▸ WHAT THIS TASK INVOLVES: Count each line in which the word "change" appears. Reply with the total and nothing more.
Begin THE DATA
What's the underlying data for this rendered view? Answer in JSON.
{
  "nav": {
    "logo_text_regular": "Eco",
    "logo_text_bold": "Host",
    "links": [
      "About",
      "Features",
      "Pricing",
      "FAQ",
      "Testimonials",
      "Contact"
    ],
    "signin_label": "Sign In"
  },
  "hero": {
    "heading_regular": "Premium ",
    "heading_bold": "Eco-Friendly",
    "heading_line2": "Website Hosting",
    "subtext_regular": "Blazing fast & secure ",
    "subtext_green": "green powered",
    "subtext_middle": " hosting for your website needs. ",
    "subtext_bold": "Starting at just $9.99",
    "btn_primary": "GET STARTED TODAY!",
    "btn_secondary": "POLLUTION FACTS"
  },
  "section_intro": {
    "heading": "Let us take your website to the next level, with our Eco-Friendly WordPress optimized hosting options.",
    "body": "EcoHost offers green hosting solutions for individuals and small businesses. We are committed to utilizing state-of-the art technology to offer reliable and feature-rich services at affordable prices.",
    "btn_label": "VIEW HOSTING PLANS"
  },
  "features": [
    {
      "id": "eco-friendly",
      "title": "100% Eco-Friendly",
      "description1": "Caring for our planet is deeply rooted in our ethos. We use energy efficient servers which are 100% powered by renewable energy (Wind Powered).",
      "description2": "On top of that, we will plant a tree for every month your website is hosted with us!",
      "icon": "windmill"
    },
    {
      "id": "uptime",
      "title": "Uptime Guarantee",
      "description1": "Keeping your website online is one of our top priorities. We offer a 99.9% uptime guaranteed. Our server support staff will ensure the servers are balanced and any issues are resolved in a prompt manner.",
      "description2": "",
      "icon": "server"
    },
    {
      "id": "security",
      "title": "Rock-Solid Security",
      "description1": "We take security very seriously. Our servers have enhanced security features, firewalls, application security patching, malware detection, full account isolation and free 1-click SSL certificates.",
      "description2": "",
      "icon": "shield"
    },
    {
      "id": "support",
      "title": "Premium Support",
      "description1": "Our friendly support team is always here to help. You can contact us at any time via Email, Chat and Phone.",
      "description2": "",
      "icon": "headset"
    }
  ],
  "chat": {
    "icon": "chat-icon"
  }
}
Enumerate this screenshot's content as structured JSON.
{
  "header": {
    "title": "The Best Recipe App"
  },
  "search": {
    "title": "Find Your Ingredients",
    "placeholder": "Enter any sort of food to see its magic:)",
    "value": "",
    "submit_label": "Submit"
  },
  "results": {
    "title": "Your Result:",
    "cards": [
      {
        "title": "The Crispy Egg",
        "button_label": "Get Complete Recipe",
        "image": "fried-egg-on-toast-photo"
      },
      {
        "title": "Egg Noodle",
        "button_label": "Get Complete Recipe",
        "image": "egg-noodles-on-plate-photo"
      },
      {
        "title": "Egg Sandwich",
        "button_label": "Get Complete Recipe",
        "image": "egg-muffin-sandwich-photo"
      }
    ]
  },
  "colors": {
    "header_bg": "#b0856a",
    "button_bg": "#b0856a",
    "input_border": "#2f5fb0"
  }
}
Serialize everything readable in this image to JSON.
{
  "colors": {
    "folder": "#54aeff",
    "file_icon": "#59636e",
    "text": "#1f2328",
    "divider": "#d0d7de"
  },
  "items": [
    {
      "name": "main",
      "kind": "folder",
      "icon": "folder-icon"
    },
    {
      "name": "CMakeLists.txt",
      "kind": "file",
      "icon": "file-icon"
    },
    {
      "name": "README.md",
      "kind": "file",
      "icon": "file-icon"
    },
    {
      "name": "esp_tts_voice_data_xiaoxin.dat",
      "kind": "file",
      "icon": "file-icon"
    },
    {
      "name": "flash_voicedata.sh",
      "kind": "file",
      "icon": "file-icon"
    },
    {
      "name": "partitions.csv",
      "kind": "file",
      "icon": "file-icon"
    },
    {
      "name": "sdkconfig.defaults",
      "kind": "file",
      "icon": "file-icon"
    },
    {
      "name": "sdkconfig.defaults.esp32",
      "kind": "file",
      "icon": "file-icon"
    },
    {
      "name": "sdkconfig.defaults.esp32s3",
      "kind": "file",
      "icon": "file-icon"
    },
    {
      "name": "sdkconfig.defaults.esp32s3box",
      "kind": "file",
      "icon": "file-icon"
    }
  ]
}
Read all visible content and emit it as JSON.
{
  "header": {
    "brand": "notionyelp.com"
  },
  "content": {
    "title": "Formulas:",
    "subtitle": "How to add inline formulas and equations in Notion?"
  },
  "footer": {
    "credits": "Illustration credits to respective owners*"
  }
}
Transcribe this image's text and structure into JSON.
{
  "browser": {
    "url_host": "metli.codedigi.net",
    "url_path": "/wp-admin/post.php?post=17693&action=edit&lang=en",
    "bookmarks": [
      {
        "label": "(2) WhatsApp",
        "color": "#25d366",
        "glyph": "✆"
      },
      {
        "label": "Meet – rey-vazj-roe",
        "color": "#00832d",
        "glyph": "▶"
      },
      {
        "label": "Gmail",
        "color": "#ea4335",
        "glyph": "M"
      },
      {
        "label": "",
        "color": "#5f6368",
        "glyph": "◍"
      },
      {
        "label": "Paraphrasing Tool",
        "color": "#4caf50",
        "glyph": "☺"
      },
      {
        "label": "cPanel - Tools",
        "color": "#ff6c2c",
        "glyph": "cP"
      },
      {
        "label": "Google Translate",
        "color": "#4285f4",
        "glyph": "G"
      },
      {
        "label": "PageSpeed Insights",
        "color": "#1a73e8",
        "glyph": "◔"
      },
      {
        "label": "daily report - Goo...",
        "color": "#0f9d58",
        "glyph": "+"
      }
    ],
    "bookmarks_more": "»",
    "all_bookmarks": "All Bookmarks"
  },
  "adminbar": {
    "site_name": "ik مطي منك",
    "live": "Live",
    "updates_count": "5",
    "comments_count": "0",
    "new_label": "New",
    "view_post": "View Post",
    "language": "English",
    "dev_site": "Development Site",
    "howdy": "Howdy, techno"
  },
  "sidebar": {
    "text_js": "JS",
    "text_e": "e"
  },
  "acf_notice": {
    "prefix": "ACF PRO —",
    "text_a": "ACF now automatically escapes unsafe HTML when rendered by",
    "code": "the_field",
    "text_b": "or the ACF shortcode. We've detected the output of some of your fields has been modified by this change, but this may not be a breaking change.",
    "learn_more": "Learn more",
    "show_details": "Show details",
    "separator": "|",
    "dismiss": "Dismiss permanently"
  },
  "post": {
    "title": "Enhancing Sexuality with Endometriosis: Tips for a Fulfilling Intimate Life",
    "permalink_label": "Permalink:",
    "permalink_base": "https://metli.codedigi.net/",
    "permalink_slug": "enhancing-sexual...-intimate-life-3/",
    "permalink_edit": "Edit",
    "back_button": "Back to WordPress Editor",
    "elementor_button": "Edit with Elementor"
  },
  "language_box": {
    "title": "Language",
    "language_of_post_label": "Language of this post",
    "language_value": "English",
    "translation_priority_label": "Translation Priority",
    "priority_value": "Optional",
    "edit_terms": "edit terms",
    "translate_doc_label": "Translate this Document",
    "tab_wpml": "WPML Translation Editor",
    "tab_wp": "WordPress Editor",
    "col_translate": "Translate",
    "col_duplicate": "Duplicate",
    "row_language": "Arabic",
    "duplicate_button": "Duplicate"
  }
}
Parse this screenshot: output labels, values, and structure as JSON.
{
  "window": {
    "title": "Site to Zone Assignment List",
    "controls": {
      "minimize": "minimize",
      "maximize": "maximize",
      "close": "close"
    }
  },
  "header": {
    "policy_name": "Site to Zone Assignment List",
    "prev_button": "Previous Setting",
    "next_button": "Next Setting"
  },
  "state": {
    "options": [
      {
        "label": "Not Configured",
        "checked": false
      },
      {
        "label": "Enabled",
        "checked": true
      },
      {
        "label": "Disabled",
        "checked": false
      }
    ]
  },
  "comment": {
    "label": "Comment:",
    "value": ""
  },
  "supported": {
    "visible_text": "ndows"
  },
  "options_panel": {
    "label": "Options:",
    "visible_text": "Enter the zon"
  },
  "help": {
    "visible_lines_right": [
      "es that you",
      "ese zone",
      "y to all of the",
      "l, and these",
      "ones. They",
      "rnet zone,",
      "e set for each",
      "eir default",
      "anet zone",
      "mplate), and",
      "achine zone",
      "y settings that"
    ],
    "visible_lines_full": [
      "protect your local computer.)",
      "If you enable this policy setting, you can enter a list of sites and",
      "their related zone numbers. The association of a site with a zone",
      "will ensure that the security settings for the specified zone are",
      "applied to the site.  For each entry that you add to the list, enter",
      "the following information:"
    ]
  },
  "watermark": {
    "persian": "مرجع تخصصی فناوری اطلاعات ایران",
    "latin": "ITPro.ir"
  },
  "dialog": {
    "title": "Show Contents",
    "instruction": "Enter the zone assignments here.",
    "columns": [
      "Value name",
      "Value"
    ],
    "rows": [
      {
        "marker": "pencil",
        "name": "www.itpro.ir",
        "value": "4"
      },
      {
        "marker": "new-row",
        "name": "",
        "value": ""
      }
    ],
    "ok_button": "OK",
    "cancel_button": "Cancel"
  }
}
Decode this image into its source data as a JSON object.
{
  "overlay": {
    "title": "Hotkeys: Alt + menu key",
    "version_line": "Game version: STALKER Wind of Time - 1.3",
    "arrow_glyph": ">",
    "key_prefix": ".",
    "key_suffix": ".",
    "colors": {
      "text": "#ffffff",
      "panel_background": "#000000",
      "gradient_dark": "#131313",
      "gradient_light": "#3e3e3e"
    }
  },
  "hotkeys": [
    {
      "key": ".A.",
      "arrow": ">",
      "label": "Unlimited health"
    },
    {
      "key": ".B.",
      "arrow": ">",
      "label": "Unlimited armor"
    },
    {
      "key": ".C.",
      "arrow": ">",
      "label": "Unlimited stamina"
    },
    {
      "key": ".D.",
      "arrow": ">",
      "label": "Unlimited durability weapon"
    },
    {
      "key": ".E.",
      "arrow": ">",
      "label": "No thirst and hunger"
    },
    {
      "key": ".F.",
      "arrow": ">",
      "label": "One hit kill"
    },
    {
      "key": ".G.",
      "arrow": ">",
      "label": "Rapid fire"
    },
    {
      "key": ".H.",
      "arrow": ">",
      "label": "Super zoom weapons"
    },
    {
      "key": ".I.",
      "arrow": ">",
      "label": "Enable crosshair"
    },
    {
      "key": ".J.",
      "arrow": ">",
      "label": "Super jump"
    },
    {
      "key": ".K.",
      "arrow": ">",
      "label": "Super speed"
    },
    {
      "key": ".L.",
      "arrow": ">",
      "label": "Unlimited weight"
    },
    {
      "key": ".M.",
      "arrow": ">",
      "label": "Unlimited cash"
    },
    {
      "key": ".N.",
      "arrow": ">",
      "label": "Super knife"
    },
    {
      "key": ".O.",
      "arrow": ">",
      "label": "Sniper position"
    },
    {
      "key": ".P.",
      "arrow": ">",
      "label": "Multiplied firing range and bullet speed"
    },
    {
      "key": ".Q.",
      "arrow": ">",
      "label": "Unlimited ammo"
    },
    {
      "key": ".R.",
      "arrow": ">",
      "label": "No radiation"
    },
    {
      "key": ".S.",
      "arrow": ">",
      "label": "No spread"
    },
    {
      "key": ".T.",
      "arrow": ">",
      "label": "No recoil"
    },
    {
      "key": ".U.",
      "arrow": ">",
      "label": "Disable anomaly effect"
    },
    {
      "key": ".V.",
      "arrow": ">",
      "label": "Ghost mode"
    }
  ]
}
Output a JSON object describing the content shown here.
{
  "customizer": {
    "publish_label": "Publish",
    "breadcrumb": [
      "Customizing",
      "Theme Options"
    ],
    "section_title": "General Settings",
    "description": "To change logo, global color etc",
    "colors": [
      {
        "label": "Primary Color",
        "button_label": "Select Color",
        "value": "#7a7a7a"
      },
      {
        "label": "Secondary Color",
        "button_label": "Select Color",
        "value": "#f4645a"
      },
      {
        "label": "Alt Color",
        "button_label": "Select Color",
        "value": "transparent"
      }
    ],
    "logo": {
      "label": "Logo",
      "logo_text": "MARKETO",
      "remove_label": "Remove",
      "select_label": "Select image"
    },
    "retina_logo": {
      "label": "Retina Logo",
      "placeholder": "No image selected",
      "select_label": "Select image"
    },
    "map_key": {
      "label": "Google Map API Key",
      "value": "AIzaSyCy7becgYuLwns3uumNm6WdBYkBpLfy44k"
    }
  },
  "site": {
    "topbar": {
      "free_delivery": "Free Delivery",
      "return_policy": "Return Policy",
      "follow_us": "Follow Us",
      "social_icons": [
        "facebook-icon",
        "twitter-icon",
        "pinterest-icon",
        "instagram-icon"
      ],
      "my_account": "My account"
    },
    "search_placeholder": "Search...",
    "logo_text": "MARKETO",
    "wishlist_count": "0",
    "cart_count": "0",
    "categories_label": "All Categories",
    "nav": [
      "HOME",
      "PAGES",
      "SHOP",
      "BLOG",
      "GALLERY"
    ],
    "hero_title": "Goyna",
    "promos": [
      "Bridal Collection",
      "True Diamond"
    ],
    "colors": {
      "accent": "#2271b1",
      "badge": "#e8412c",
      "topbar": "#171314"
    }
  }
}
End THE DATA
▸ TASK SOLUTION: 2